To do: Extract every line that contains the string "true".

Dataset records
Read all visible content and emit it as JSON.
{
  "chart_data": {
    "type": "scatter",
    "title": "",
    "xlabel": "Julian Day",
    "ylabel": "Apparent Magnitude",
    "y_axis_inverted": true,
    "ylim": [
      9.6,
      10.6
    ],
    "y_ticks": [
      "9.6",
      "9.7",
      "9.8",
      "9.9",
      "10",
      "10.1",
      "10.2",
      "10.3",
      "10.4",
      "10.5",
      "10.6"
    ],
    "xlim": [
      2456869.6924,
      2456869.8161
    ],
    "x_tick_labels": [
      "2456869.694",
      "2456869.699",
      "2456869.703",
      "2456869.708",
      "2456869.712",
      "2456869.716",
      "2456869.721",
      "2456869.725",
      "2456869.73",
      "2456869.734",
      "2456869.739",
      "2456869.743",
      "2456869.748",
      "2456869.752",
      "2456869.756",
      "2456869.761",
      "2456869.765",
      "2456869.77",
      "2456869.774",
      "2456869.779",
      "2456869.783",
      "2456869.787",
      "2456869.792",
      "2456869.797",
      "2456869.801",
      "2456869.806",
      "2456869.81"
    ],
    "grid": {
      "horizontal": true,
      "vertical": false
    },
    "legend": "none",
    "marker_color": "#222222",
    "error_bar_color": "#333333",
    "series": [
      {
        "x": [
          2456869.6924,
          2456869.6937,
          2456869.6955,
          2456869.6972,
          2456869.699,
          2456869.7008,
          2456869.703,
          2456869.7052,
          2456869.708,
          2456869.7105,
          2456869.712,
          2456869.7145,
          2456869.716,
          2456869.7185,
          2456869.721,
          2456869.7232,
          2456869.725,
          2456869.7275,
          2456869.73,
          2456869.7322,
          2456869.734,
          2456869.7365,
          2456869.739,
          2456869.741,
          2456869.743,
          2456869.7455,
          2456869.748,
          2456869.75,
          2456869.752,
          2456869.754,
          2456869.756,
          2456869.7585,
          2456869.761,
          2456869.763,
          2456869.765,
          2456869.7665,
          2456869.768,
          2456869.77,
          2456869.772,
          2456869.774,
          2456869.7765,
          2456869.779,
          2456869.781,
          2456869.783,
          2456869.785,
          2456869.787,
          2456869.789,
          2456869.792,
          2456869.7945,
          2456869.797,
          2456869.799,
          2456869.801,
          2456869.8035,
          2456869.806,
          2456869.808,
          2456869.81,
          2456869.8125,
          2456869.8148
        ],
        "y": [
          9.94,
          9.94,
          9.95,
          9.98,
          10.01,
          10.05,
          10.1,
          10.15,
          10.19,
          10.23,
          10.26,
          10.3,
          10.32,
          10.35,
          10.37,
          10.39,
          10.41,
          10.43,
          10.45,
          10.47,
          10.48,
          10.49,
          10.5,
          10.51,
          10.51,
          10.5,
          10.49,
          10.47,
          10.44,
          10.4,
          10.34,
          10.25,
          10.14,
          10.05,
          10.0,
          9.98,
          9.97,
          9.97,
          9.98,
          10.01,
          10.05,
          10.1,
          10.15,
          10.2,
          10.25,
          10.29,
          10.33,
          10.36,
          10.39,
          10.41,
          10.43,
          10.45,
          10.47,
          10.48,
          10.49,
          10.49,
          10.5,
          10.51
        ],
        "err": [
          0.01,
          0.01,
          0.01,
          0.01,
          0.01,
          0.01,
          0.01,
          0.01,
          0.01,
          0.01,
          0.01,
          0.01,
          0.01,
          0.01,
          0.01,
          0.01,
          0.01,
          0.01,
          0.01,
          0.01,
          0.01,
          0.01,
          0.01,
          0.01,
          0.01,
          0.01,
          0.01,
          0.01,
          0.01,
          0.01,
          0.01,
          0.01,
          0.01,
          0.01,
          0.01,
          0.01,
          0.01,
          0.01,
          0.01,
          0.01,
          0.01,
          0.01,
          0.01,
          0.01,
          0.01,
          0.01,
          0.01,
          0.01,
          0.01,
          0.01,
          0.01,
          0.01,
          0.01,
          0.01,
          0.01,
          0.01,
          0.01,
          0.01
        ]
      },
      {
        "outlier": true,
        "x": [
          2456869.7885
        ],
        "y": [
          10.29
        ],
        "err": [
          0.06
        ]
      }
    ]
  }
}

The response:
    "y_axis_inverted": true,
      "horizontal": true,
        "outlier": true,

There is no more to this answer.